Post autor: amica90 »

Oh, akty desperacji są najgorszym doradcą niestety... Mój fryzjer nie miał wolnych terminów aż do lata (pytałam w marcu o termin), a że chciałam trochę podciąć włosy, to umówiłam się przez booksy do najbliższego salonu obok mnie.
Niektórzy po wysłuchaniu tej historii uważają, że przesadzam, ale moje odczucia są naprawdę słabe po tej wizycie. Prośba była krótka - chcę ściąć włosy na prosto. Delikatnie skrócić, ale na prosto. Laska powiedziała, że nie, na prosto nie zrobi, ale za to zrobi w łódeczkę, bo jak dam włosy na przód to będą wtedy prosto się układać (wtf). W trakcie mycia włosów razem ze swoją koleżanką z pracy i klientką (która widać, że była też koleżanką tych pracownic) bez skrępowania zaczęły obgadywać właścicielkę innego, konkurencyjnego salonu przedłużania włosów w naszym mieście. Podały też imię tej właścicielki, a po imieniu skojarzyłam już, że chodzi o moją koleżankę ze szkolnych lat (ma dość nietypowe imię, nie Ania itp.). Zaczęły opowiadać na głos przy mnie dość prywatne rzeczy na jej temat. Po umyciu włosów i wysuszeniu usłyszałam, że mam siwy włos na głowie. Byłam w szoku. Przyszłam się zrelaksować, spędzić czas w miłej atmosferze, a non stop słuchałam docinek na temat moich włosów - że niepotrzebnie wcierkuję, że mam wysokopory i to od wcierania, plus ten siwy włos (o którym mam świadomość). Po wysuszeniu nawet nie dostałam do obejrzenia lusterka, żeby zobaczyć jak to z tyłu wygląda. W domu zrobiłam sobie zdjęcie - takiej krzywizny w życiu nie widziałam. Jeszcze głupia wyrzuciłam po drodze paragon... Jednak lepiej czasem zaczekać te parę miesięcy niż iść gdzieś przypadkowo... Szczególnie, jeśli nie jest to nic pilnego.
🍿🍿🍿
anicz
MiamiBicz
Posty: 370
Rejestracja: śr lis 02, 2022 8:55 pm

Post autor: anicz »

amica90 pisze: wt sie 13, 2024 9:09 pm Oh, akty desperacji są najgorszym doradcą niestety... Mój fryzjer nie miał wolnych terminów aż do lata (pytałam w marcu o termin), a że chciałam trochę podciąć włosy, to umówiłam się przez booksy do najbliższego salonu obok mnie.

MATERIAŁY DO ĆWICZENIA —
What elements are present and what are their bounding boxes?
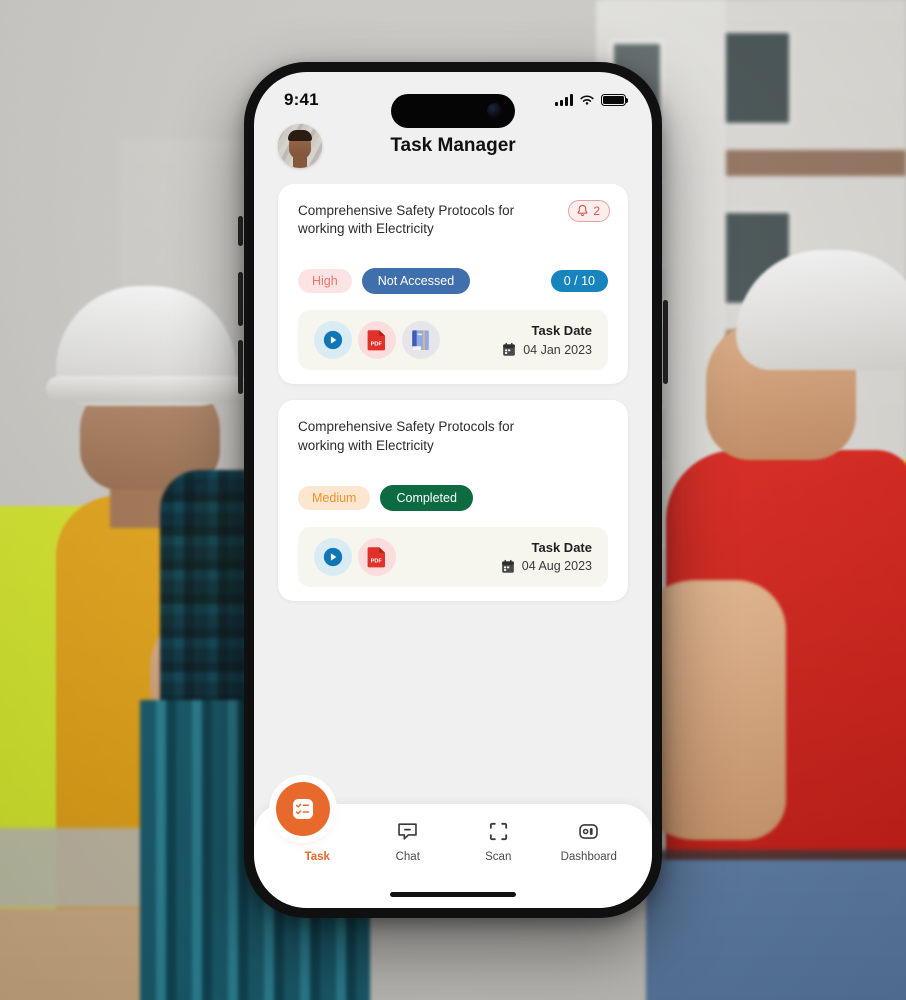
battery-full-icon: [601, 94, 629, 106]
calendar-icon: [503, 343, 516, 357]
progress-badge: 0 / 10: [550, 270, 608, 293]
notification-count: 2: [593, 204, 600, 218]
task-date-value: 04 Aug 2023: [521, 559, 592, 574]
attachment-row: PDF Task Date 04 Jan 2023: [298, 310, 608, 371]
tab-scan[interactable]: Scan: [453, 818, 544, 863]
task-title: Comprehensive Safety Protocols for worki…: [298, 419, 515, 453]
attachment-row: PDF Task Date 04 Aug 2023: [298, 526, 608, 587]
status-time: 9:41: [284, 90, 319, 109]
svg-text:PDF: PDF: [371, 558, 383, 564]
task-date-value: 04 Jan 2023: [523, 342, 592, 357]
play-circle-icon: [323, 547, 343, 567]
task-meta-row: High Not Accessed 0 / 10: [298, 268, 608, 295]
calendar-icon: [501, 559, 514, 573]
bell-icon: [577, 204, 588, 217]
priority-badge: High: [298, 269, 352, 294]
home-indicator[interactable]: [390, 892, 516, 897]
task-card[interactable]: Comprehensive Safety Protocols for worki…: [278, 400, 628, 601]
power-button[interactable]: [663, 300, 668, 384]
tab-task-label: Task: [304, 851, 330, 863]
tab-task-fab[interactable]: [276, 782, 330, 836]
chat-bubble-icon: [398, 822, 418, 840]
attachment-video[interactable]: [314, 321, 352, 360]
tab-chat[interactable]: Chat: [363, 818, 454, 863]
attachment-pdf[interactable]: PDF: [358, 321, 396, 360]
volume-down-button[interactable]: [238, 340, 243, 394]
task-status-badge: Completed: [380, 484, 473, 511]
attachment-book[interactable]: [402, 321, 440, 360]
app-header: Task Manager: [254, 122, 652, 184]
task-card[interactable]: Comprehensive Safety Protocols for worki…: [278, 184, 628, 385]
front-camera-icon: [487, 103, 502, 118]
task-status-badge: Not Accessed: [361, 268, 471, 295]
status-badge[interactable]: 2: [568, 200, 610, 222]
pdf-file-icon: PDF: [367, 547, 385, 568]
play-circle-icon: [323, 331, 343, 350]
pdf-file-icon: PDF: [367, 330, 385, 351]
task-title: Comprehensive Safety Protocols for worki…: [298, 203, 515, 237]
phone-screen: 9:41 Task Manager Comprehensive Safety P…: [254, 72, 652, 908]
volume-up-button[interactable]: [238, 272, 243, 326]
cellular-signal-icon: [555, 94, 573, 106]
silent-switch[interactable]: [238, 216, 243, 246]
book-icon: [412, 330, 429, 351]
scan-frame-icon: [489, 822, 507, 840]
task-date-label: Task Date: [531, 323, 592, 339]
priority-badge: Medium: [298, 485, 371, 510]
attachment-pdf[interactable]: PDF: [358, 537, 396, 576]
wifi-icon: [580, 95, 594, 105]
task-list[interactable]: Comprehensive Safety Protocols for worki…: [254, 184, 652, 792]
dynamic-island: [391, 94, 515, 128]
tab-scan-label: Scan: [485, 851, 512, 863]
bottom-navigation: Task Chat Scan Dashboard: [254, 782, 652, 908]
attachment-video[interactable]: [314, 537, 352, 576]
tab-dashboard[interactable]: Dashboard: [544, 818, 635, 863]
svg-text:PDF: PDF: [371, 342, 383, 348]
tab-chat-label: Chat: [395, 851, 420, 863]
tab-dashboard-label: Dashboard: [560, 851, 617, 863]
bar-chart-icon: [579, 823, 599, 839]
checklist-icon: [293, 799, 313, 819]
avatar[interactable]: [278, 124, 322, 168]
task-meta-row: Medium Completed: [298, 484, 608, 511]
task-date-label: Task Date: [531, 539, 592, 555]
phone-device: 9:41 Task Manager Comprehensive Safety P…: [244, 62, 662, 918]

POLECENIE 1 —
Wymień wszystkie docinki na temat włosów autorki, które według tekstu usłyszała ona podczas wizyty w salonie.
POLECENIE 2 —
Przepisz z listingu fragment, który otwiera wiersz zawierający "battery-full-icon: [601, 94, 629, 106]", a zamyka wiersz zawierający "phone-screen: 9:41 Task". Oba te wiersze również mają się w nim znaleźć.

ROZWIĄZANIE 1 —
- że niepotrzebnie wcierkuje,
- że ma wysokopory i to od wcierania,
- że ma siwy włos.

ROZWIĄZANIE 2 —
battery-full-icon: [601, 94, 629, 106]
calendar-icon: [503, 343, 516, 357]
progress-badge: 0 / 10: [550, 270, 608, 293]
notification-count: 2: [593, 204, 600, 218]
task-date-value: 04 Aug 2023: [521, 559, 592, 574]
attachment-row: PDF Task Date 04 Jan 2023: [298, 310, 608, 371]
tab-scan[interactable]: Scan: [453, 818, 544, 863]
task-title: Comprehensive Safety Protocols for worki…: [298, 419, 515, 453]
attachment-row: PDF Task Date 04 Aug 2023: [298, 526, 608, 587]
status-time: 9:41: [284, 90, 319, 109]
svg-text:PDF: PDF: [371, 558, 383, 564]
task-date-value: 04 Jan 2023: [523, 342, 592, 357]
play-circle-icon: [323, 547, 343, 567]
task-meta-row: High Not Accessed 0 / 10: [298, 268, 608, 295]
calendar-icon: [501, 559, 514, 573]
bell-icon: [577, 204, 588, 217]
priority-badge: High: [298, 269, 352, 294]
home-indicator[interactable]: [390, 892, 516, 897]
task-card[interactable]: Comprehensive Safety Protocols for worki…: [278, 400, 628, 601]
power-button[interactable]: [663, 300, 668, 384]
tab-task-label: Task: [304, 851, 330, 863]
tab-task-fab[interactable]: [276, 782, 330, 836]
chat-bubble-icon: [398, 822, 418, 840]
attachment-video[interactable]: [314, 321, 352, 360]
tab-chat[interactable]: Chat: [363, 818, 454, 863]
attachment-pdf[interactable]: PDF: [358, 321, 396, 360]
volume-down-button[interactable]: [238, 340, 243, 394]
task-status-badge: Completed: [380, 484, 473, 511]
attachment-book[interactable]: [402, 321, 440, 360]
app-header: Task Manager: [254, 122, 652, 184]
task-card[interactable]: Comprehensive Safety Protocols for worki…: [278, 184, 628, 385]
front-camera-icon: [487, 103, 502, 118]
task-status-badge: Not Accessed: [361, 268, 471, 295]
status-badge[interactable]: 2: [568, 200, 610, 222]
pdf-file-icon: PDF: [367, 547, 385, 568]
play-circle-icon: [323, 331, 343, 350]
pdf-file-icon: PDF: [367, 330, 385, 351]
task-title: Comprehensive Safety Protocols for worki…: [298, 203, 515, 237]
phone-screen: 9:41 Task Manager Comprehensive Safety P…: [254, 72, 652, 908]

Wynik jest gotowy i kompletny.